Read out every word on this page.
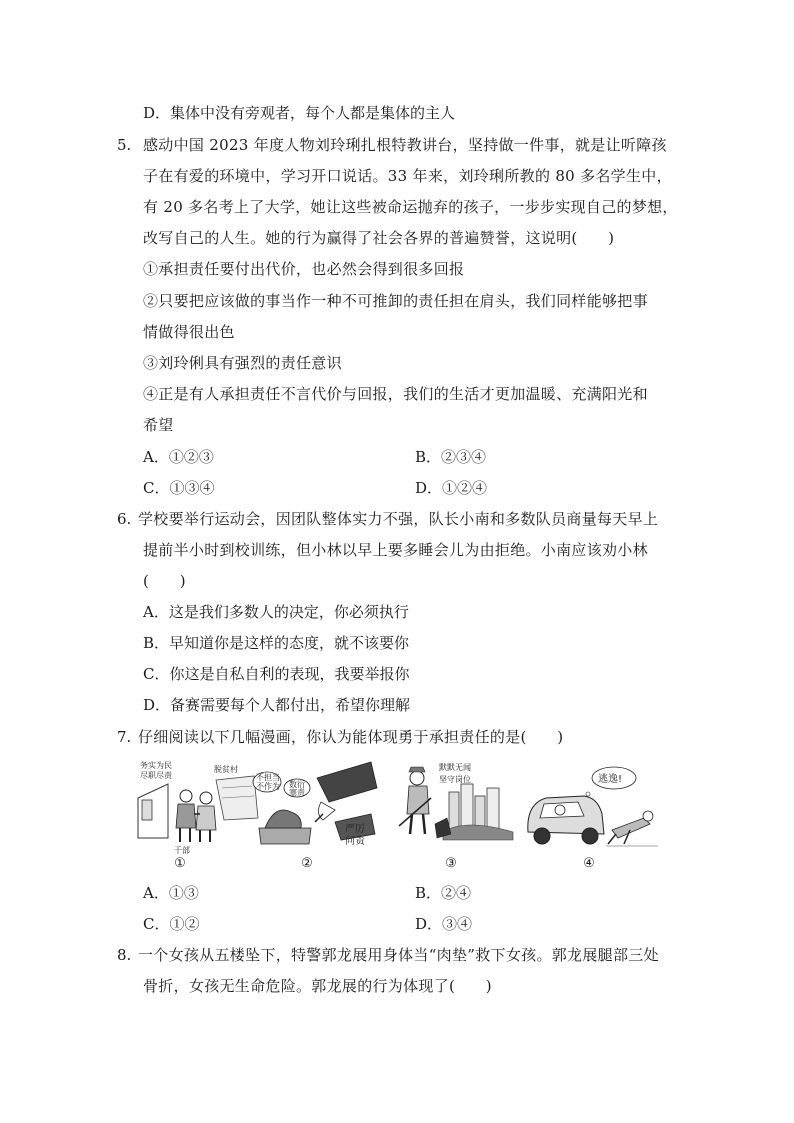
D．集体中没有旁观者，每个人都是集体的主人
5. 感动中国 2023 年度人物刘玲琍扎根特教讲台，坚持做一件事，就是让听障孩
子在有爱的环境中，学习开口说话。33 年来，刘玲琍所教的 80 多名学生中，
有 20 多名考上了大学，她让这些被命运抛弃的孩子，一步步实现自己的梦想，
改写自己的人生。她的行为赢得了社会各界的普遍赞誉，这说明(　　)
①承担责任要付出代价，也必然会得到很多回报
②只要把应该做的事当作一种不可推卸的责任担在肩头，我们同样能够把事
情做得很出色
③刘玲俐具有强烈的责任意识
④正是有人承担责任不言代价与回报，我们的生活才更加温暖、充满阳光和
希望
A．①②③	B．②③④
C．①③④	D．①②④
6. 学校要举行运动会，因团队整体实力不强，队长小南和多数队员商量每天早上
提前半小时到校训练，但小林以早上要多睡会儿为由拒绝。小南应该劝小林
(　　)
A．这是我们多数人的决定，你必须执行
B．早知道你是这样的态度，就不该要你
C．你这是自私自利的表现，我要举报你
D．备赛需要每个人都付出，希望你理解
7. 仔细阅读以下几幅漫画，你认为能体现勇于承担责任的是(　　)
务实为民
尽职尽责
脱贫村
干部
①
不担当
不作为 数衍
塞责
严厉
问责
②
默默无闻
坚守岗位
③
逃逸!
④
A．①③	B．②④
C．①②	D．③④
8. 一个女孩从五楼坠下，特警郭龙展用身体当“肉垫”救下女孩。郭龙展腿部三处
骨折，女孩无生命危险。郭龙展的行为体现了(　　)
•••
Job:
Reproduce the records, all of them, word for word; omit the pictures.

Task result:
Read out every word on this page.
D．集体中没有旁观者，每个人都是集体的主人
5. 感动中国 2023 年度人物刘玲琍扎根特教讲台，坚持做一件事，就是让听障孩
子在有爱的环境中，学习开口说话。33 年来，刘玲琍所教的 80 多名学生中，
有 20 多名考上了大学，她让这些被命运抛弃的孩子，一步步实现自己的梦想，
改写自己的人生。她的行为赢得了社会各界的普遍赞誉，这说明(　　)
①承担责任要付出代价，也必然会得到很多回报
②只要把应该做的事当作一种不可推卸的责任担在肩头，我们同样能够把事
情做得很出色
③刘玲俐具有强烈的责任意识
④正是有人承担责任不言代价与回报，我们的生活才更加温暖、充满阳光和
希望
A．①②③	B．②③④
C．①③④	D．①②④
6. 学校要举行运动会，因团队整体实力不强，队长小南和多数队员商量每天早上
提前半小时到校训练，但小林以早上要多睡会儿为由拒绝。小南应该劝小林
(　　)
A．这是我们多数人的决定，你必须执行
B．早知道你是这样的态度，就不该要你
C．你这是自私自利的表现，我要举报你
D．备赛需要每个人都付出，希望你理解
7. 仔细阅读以下几幅漫画，你认为能体现勇于承担责任的是(　　)
务实为民
尽职尽责
脱贫村
干部
①
不担当
不作为 数衍
塞责
严厉
问责
②
默默无闻
坚守岗位
③
逃逸!
④
A．①③	B．②④
C．①②	D．③④
8. 一个女孩从五楼坠下，特警郭龙展用身体当“肉垫”救下女孩。郭龙展腿部三处
骨折，女孩无生命危险。郭龙展的行为体现了(　　)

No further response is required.